* **YOUR INSTRUCTIONS**:
Quote the listing in full, exactly as given, minus any pictures.

Figure record listings
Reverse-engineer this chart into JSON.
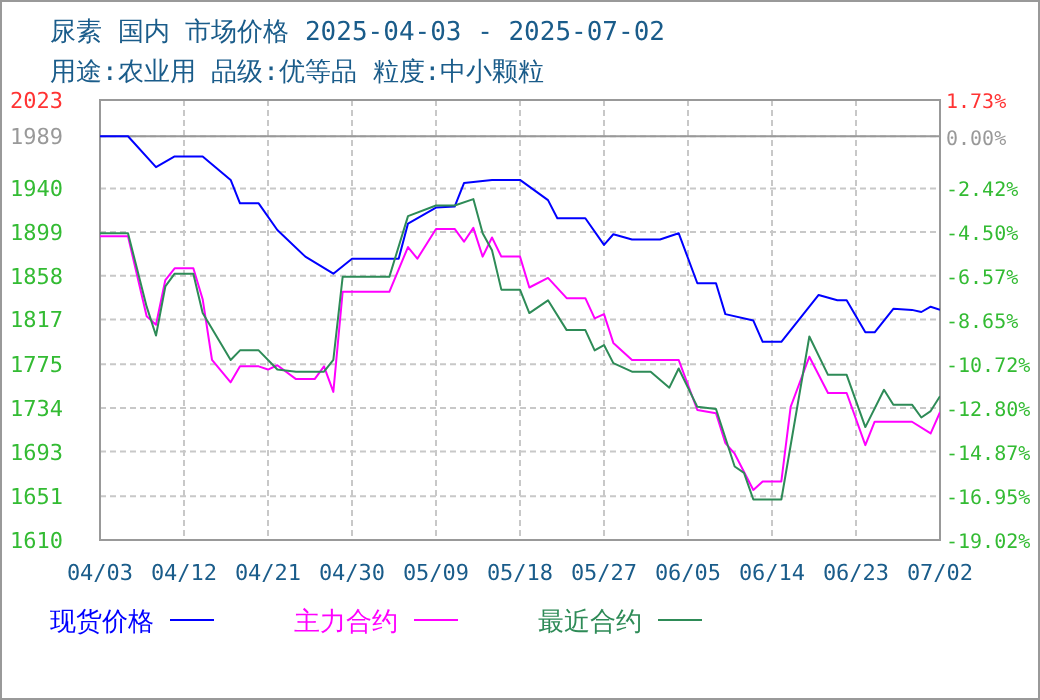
{
  "chart_data": {
    "type": "line",
    "title": "尿素 国内 市场价格 2025-04-03 - 2025-07-02",
    "subtitle": "用途:农业用 品级:优等品 粒度:中小颗粒",
    "xlim": [
      "2025-04-03",
      "2025-07-02"
    ],
    "xticks": [
      {
        "value": "2025-04-03",
        "label": "04/03"
      },
      {
        "value": "2025-04-12",
        "label": "04/12"
      },
      {
        "value": "2025-04-21",
        "label": "04/21"
      },
      {
        "value": "2025-04-30",
        "label": "04/30"
      },
      {
        "value": "2025-05-09",
        "label": "05/09"
      },
      {
        "value": "2025-05-18",
        "label": "05/18"
      },
      {
        "value": "2025-05-27",
        "label": "05/27"
      },
      {
        "value": "2025-06-05",
        "label": "06/05"
      },
      {
        "value": "2025-06-14",
        "label": "06/14"
      },
      {
        "value": "2025-06-23",
        "label": "06/23"
      },
      {
        "value": "2025-07-02",
        "label": "07/02"
      }
    ],
    "ylim": [
      1610,
      2023
    ],
    "yticks": [
      1610,
      1651,
      1693,
      1734,
      1775,
      1817,
      1858,
      1899,
      1940,
      1989,
      2023
    ],
    "y2lim": [
      -19.02,
      1.73
    ],
    "y2ticks": [
      {
        "value": -19.02,
        "label": "-19.02%"
      },
      {
        "value": -16.95,
        "label": "-16.95%"
      },
      {
        "value": -14.87,
        "label": "-14.87%"
      },
      {
        "value": -12.8,
        "label": "-12.80%"
      },
      {
        "value": -10.72,
        "label": "-10.72%"
      },
      {
        "value": -8.65,
        "label": "-8.65%"
      },
      {
        "value": -6.57,
        "label": "-6.57%"
      },
      {
        "value": -4.5,
        "label": "-4.50%"
      },
      {
        "value": -2.42,
        "label": "-2.42%"
      },
      {
        "value": 0,
        "label": "0.00%"
      },
      {
        "value": 1.73,
        "label": "1.73%"
      }
    ],
    "ref_lines": [
      {
        "axis": "y",
        "value": 1989,
        "color": "#999999"
      }
    ],
    "grid": true,
    "legend": "bottom",
    "line_style": "solid",
    "series": [
      {
        "name": "现货价格",
        "color": "#0000ff",
        "x": [
          "2025-04-03",
          "2025-04-06",
          "2025-04-09",
          "2025-04-11",
          "2025-04-14",
          "2025-04-17",
          "2025-04-18",
          "2025-04-20",
          "2025-04-22",
          "2025-04-25",
          "2025-04-28",
          "2025-04-30",
          "2025-05-05",
          "2025-05-06",
          "2025-05-09",
          "2025-05-11",
          "2025-05-12",
          "2025-05-15",
          "2025-05-18",
          "2025-05-21",
          "2025-05-22",
          "2025-05-25",
          "2025-05-27",
          "2025-05-28",
          "2025-05-30",
          "2025-06-02",
          "2025-06-04",
          "2025-06-06",
          "2025-06-08",
          "2025-06-09",
          "2025-06-12",
          "2025-06-13",
          "2025-06-15",
          "2025-06-19",
          "2025-06-21",
          "2025-06-22",
          "2025-06-24",
          "2025-06-25",
          "2025-06-27",
          "2025-06-29",
          "2025-06-30",
          "2025-07-01",
          "2025-07-02"
        ],
        "values": [
          1989,
          1989,
          1960,
          1970,
          1970,
          1948,
          1926,
          1926,
          1901,
          1876,
          1860,
          1874,
          1874,
          1907,
          1922,
          1923,
          1945,
          1948,
          1948,
          1929,
          1912,
          1912,
          1887,
          1897,
          1892,
          1892,
          1898,
          1851,
          1851,
          1822,
          1816,
          1796,
          1796,
          1840,
          1835,
          1835,
          1805,
          1805,
          1827,
          1826,
          1824,
          1829,
          1826
        ]
      },
      {
        "name": "主力合约",
        "color": "#ff00ff",
        "x": [
          "2025-04-03",
          "2025-04-06",
          "2025-04-08",
          "2025-04-09",
          "2025-04-10",
          "2025-04-11",
          "2025-04-13",
          "2025-04-14",
          "2025-04-15",
          "2025-04-17",
          "2025-04-18",
          "2025-04-20",
          "2025-04-21",
          "2025-04-22",
          "2025-04-24",
          "2025-04-26",
          "2025-04-27",
          "2025-04-28",
          "2025-04-29",
          "2025-05-04",
          "2025-05-06",
          "2025-05-07",
          "2025-05-09",
          "2025-05-11",
          "2025-05-12",
          "2025-05-13",
          "2025-05-14",
          "2025-05-15",
          "2025-05-16",
          "2025-05-18",
          "2025-05-19",
          "2025-05-21",
          "2025-05-23",
          "2025-05-25",
          "2025-05-26",
          "2025-05-27",
          "2025-05-28",
          "2025-05-30",
          "2025-06-04",
          "2025-06-06",
          "2025-06-08",
          "2025-06-09",
          "2025-06-10",
          "2025-06-12",
          "2025-06-13",
          "2025-06-15",
          "2025-06-16",
          "2025-06-18",
          "2025-06-20",
          "2025-06-22",
          "2025-06-24",
          "2025-06-25",
          "2025-06-29",
          "2025-07-01",
          "2025-07-02"
        ],
        "values": [
          1895,
          1895,
          1820,
          1812,
          1854,
          1865,
          1865,
          1836,
          1779,
          1758,
          1773,
          1773,
          1770,
          1774,
          1761,
          1761,
          1773,
          1749,
          1843,
          1843,
          1885,
          1874,
          1902,
          1902,
          1890,
          1903,
          1876,
          1894,
          1876,
          1876,
          1847,
          1856,
          1837,
          1837,
          1818,
          1822,
          1795,
          1779,
          1779,
          1732,
          1729,
          1701,
          1691,
          1657,
          1665,
          1665,
          1735,
          1782,
          1748,
          1748,
          1699,
          1721,
          1721,
          1710,
          1730
        ]
      },
      {
        "name": "最近合约",
        "color": "#2e8b57",
        "x": [
          "2025-04-03",
          "2025-04-06",
          "2025-04-08",
          "2025-04-09",
          "2025-04-10",
          "2025-04-11",
          "2025-04-13",
          "2025-04-14",
          "2025-04-17",
          "2025-04-18",
          "2025-04-20",
          "2025-04-22",
          "2025-04-24",
          "2025-04-27",
          "2025-04-28",
          "2025-04-29",
          "2025-05-04",
          "2025-05-06",
          "2025-05-09",
          "2025-05-11",
          "2025-05-13",
          "2025-05-14",
          "2025-05-15",
          "2025-05-16",
          "2025-05-18",
          "2025-05-19",
          "2025-05-21",
          "2025-05-23",
          "2025-05-25",
          "2025-05-26",
          "2025-05-27",
          "2025-05-28",
          "2025-05-30",
          "2025-06-01",
          "2025-06-03",
          "2025-06-04",
          "2025-06-06",
          "2025-06-08",
          "2025-06-10",
          "2025-06-11",
          "2025-06-12",
          "2025-06-15",
          "2025-06-18",
          "2025-06-20",
          "2025-06-22",
          "2025-06-24",
          "2025-06-26",
          "2025-06-27",
          "2025-06-29",
          "2025-06-30",
          "2025-07-01",
          "2025-07-02"
        ],
        "values": [
          1898,
          1898,
          1829,
          1802,
          1848,
          1860,
          1860,
          1823,
          1779,
          1788,
          1788,
          1770,
          1768,
          1768,
          1779,
          1857,
          1857,
          1914,
          1924,
          1924,
          1930,
          1898,
          1882,
          1845,
          1845,
          1823,
          1835,
          1807,
          1807,
          1788,
          1793,
          1776,
          1768,
          1768,
          1753,
          1771,
          1735,
          1733,
          1679,
          1673,
          1648,
          1648,
          1801,
          1765,
          1765,
          1716,
          1751,
          1737,
          1737,
          1725,
          1731,
          1745
        ]
      }
    ]
  }
}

* **FINAL ANSWER**:
Reverse-engineer this chart into JSON.
{
  "chart_data": {
    "type": "line",
    "title": "尿素 国内 市场价格 2025-04-03 - 2025-07-02",
    "subtitle": "用途:农业用 品级:优等品 粒度:中小颗粒",
    "xlim": [
      "2025-04-03",
      "2025-07-02"
    ],
    "xticks": [
      {
        "value": "2025-04-03",
        "label": "04/03"
      },
      {
        "value": "2025-04-12",
        "label": "04/12"
      },
      {
        "value": "2025-04-21",
        "label": "04/21"
      },
      {
        "value": "2025-04-30",
        "label": "04/30"
      },
      {
        "value": "2025-05-09",
        "label": "05/09"
      },
      {
        "value": "2025-05-18",
        "label": "05/18"
      },
      {
        "value": "2025-05-27",
        "label": "05/27"
      },
      {
        "value": "2025-06-05",
        "label": "06/05"
      },
      {
        "value": "2025-06-14",
        "label": "06/14"
      },
      {
        "value": "2025-06-23",
        "label": "06/23"
      },
      {
        "value": "2025-07-02",
        "label": "07/02"
      }
    ],
    "ylim": [
      1610,
      2023
    ],
    "yticks": [
      1610,
      1651,
      1693,
      1734,
      1775,
      1817,
      1858,
      1899,
      1940,
      1989,
      2023
    ],
    "y2lim": [
      -19.02,
      1.73
    ],
    "y2ticks": [
      {
        "value": -19.02,
        "label": "-19.02%"
      },
      {
        "value": -16.95,
        "label": "-16.95%"
      },
      {
        "value": -14.87,
        "label": "-14.87%"
      },
      {
        "value": -12.8,
        "label": "-12.80%"
      },
      {
        "value": -10.72,
        "label": "-10.72%"
      },
      {
        "value": -8.65,
        "label": "-8.65%"
      },
      {
        "value": -6.57,
        "label": "-6.57%"
      },
      {
        "value": -4.5,
        "label": "-4.50%"
      },
      {
        "value": -2.42,
        "label": "-2.42%"
      },
      {
        "value": 0,
        "label": "0.00%"
      },
      {
        "value": 1.73,
        "label": "1.73%"
      }
    ],
    "ref_lines": [
      {
        "axis": "y",
        "value": 1989,
        "color": "#999999"
      }
    ],
    "grid": true,
    "legend": "bottom",
    "line_style": "solid",
    "series": [
      {
        "name": "现货价格",
        "color": "#0000ff",
        "x": [
          "2025-04-03",
          "2025-04-06",
          "2025-04-09",
          "2025-04-11",
          "2025-04-14",
          "2025-04-17",
          "2025-04-18",
          "2025-04-20",
          "2025-04-22",
          "2025-04-25",
          "2025-04-28",
          "2025-04-30",
          "2025-05-05",
          "2025-05-06",
          "2025-05-09",
          "2025-05-11",
          "2025-05-12",
          "2025-05-15",
          "2025-05-18",
          "2025-05-21",
          "2025-05-22",
          "2025-05-25",
          "2025-05-27",
          "2025-05-28",
          "2025-05-30",
          "2025-06-02",
          "2025-06-04",
          "2025-06-06",
          "2025-06-08",
          "2025-06-09",
          "2025-06-12",
          "2025-06-13",
          "2025-06-15",
          "2025-06-19",
          "2025-06-21",
          "2025-06-22",
          "2025-06-24",
          "2025-06-25",
          "2025-06-27",
          "2025-06-29",
          "2025-06-30",
          "2025-07-01",
          "2025-07-02"
        ],
        "values": [
          1989,
          1989,
          1960,
          1970,
          1970,
          1948,
          1926,
          1926,
          1901,
          1876,
          1860,
          1874,
          1874,
          1907,
          1922,
          1923,
          1945,
          1948,
          1948,
          1929,
          1912,
          1912,
          1887,
          1897,
          1892,
          1892,
          1898,
          1851,
          1851,
          1822,
          1816,
          1796,
          1796,
          1840,
          1835,
          1835,
          1805,
          1805,
          1827,
          1826,
          1824,
          1829,
          1826
        ]
      },
      {
        "name": "主力合约",
        "color": "#ff00ff",
        "x": [
          "2025-04-03",
          "2025-04-06",
          "2025-04-08",
          "2025-04-09",
          "2025-04-10",
          "2025-04-11",
          "2025-04-13",
          "2025-04-14",
          "2025-04-15",
          "2025-04-17",
          "2025-04-18",
          "2025-04-20",
          "2025-04-21",
          "2025-04-22",
          "2025-04-24",
          "2025-04-26",
          "2025-04-27",
          "2025-04-28",
          "2025-04-29",
          "2025-05-04",
          "2025-05-06",
          "2025-05-07",
          "2025-05-09",
          "2025-05-11",
          "2025-05-12",
          "2025-05-13",
          "2025-05-14",
          "2025-05-15",
          "2025-05-16",
          "2025-05-18",
          "2025-05-19",
          "2025-05-21",
          "2025-05-23",
          "2025-05-25",
          "2025-05-26",
          "2025-05-27",
          "2025-05-28",
          "2025-05-30",
          "2025-06-04",
          "2025-06-06",
          "2025-06-08",
          "2025-06-09",
          "2025-06-10",
          "2025-06-12",
          "2025-06-13",
          "2025-06-15",
          "2025-06-16",
          "2025-06-18",
          "2025-06-20",
          "2025-06-22",
          "2025-06-24",
          "2025-06-25",
          "2025-06-29",
          "2025-07-01",
          "2025-07-02"
        ],
        "values": [
          1895,
          1895,
          1820,
          1812,
          1854,
          1865,
          1865,
          1836,
          1779,
          1758,
          1773,
          1773,
          1770,
          1774,
          1761,
          1761,
          1773,
          1749,
          1843,
          1843,
          1885,
          1874,
          1902,
          1902,
          1890,
          1903,
          1876,
          1894,
          1876,
          1876,
          1847,
          1856,
          1837,
          1837,
          1818,
          1822,
          1795,
          1779,
          1779,
          1732,
          1729,
          1701,
          1691,
          1657,
          1665,
          1665,
          1735,
          1782,
          1748,
          1748,
          1699,
          1721,
          1721,
          1710,
          1730
        ]
      },
      {
        "name": "最近合约",
        "color": "#2e8b57",
        "x": [
          "2025-04-03",
          "2025-04-06",
          "2025-04-08",
          "2025-04-09",
          "2025-04-10",
          "2025-04-11",
          "2025-04-13",
          "2025-04-14",
          "2025-04-17",
          "2025-04-18",
          "2025-04-20",
          "2025-04-22",
          "2025-04-24",
          "2025-04-27",
          "2025-04-28",
          "2025-04-29",
          "2025-05-04",
          "2025-05-06",
          "2025-05-09",
          "2025-05-11",
          "2025-05-13",
          "2025-05-14",
          "2025-05-15",
          "2025-05-16",
          "2025-05-18",
          "2025-05-19",
          "2025-05-21",
          "2025-05-23",
          "2025-05-25",
          "2025-05-26",
          "2025-05-27",
          "2025-05-28",
          "2025-05-30",
          "2025-06-01",
          "2025-06-03",
          "2025-06-04",
          "2025-06-06",
          "2025-06-08",
          "2025-06-10",
          "2025-06-11",
          "2025-06-12",
          "2025-06-15",
          "2025-06-18",
          "2025-06-20",
          "2025-06-22",
          "2025-06-24",
          "2025-06-26",
          "2025-06-27",
          "2025-06-29",
          "2025-06-30",
          "2025-07-01",
          "2025-07-02"
        ],
        "values": [
          1898,
          1898,
          1829,
          1802,
          1848,
          1860,
          1860,
          1823,
          1779,
          1788,
          1788,
          1770,
          1768,
          1768,
          1779,
          1857,
          1857,
          1914,
          1924,
          1924,
          1930,
          1898,
          1882,
          1845,
          1845,
          1823,
          1835,
          1807,
          1807,
          1788,
          1793,
          1776,
          1768,
          1768,
          1753,
          1771,
          1735,
          1733,
          1679,
          1673,
          1648,
          1648,
          1801,
          1765,
          1765,
          1716,
          1751,
          1737,
          1737,
          1725,
          1731,
          1745
        ]
      }
    ]
  }
}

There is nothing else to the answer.